=== REQUIREMENTS ===
Can you write out the whole listing exactly?

— start —

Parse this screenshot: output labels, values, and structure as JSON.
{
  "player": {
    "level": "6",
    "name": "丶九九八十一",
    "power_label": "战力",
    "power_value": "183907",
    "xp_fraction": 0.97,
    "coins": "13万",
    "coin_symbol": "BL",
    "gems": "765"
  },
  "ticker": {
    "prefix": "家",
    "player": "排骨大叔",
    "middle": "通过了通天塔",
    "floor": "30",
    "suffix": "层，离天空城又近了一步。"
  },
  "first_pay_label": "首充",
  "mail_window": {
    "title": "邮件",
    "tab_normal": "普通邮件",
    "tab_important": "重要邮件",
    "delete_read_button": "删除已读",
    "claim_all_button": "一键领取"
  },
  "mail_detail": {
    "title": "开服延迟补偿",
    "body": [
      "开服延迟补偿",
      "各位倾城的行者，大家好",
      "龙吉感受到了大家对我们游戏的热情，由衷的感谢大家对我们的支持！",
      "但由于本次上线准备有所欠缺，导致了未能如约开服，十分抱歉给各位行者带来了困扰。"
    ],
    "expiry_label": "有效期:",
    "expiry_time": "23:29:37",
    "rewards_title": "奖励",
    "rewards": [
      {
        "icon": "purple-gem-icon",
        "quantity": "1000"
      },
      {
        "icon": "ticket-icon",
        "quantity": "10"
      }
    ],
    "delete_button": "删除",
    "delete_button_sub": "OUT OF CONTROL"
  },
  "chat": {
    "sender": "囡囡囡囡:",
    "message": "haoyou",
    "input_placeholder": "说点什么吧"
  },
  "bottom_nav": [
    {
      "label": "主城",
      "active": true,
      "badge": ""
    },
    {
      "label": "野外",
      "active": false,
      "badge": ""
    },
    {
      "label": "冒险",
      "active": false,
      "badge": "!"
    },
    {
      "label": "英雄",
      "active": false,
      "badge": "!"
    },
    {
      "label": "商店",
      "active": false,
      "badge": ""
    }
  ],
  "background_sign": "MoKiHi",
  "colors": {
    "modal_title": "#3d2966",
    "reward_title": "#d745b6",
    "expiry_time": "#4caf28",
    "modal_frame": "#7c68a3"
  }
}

— end —

=== TASK OUTPUT ===
Parse this screenshot: output labels, values, and structure as JSON.
{
  "player": {
    "level": "6",
    "name": "丶九九八十一",
    "power_label": "战力",
    "power_value": "183907",
    "xp_fraction": 0.97,
    "coins": "13万",
    "coin_symbol": "BL",
    "gems": "765"
  },
  "ticker": {
    "prefix": "家",
    "player": "排骨大叔",
    "middle": "通过了通天塔",
    "floor": "30",
    "suffix": "层，离天空城又近了一步。"
  },
  "first_pay_label": "首充",
  "mail_window": {
    "title": "邮件",
    "tab_normal": "普通邮件",
    "tab_important": "重要邮件",
    "delete_read_button": "删除已读",
    "claim_all_button": "一键领取"
  },
  "mail_detail": {
    "title": "开服延迟补偿",
    "body": [
      "开服延迟补偿",
      "各位倾城的行者，大家好",
      "龙吉感受到了大家对我们游戏的热情，由衷的感谢大家对我们的支持！",
      "但由于本次上线准备有所欠缺，导致了未能如约开服，十分抱歉给各位行者带来了困扰。"
    ],
    "expiry_label": "有效期:",
    "expiry_time": "23:29:37",
    "rewards_title": "奖励",
    "rewards": [
      {
        "icon": "purple-gem-icon",
        "quantity": "1000"
      },
      {
        "icon": "ticket-icon",
        "quantity": "10"
      }
    ],
    "delete_button": "删除",
    "delete_button_sub": "OUT OF CONTROL"
  },
  "chat": {
    "sender": "囡囡囡囡:",
    "message": "haoyou",
    "input_placeholder": "说点什么吧"
  },
  "bottom_nav": [
    {
      "label": "主城",
      "active": true,
      "badge": ""
    },
    {
      "label": "野外",
      "active": false,
      "badge": ""
    },
    {
      "label": "冒险",
      "active": false,
      "badge": "!"
    },
    {
      "label": "英雄",
      "active": false,
      "badge": "!"
    },
    {
      "label": "商店",
      "active": false,
      "badge": ""
    }
  ],
  "background_sign": "MoKiHi",
  "colors": {
    "modal_title": "#3d2966",
    "reward_title": "#d745b6",
    "expiry_time": "#4caf28",
    "modal_frame": "#7c68a3"
  }
}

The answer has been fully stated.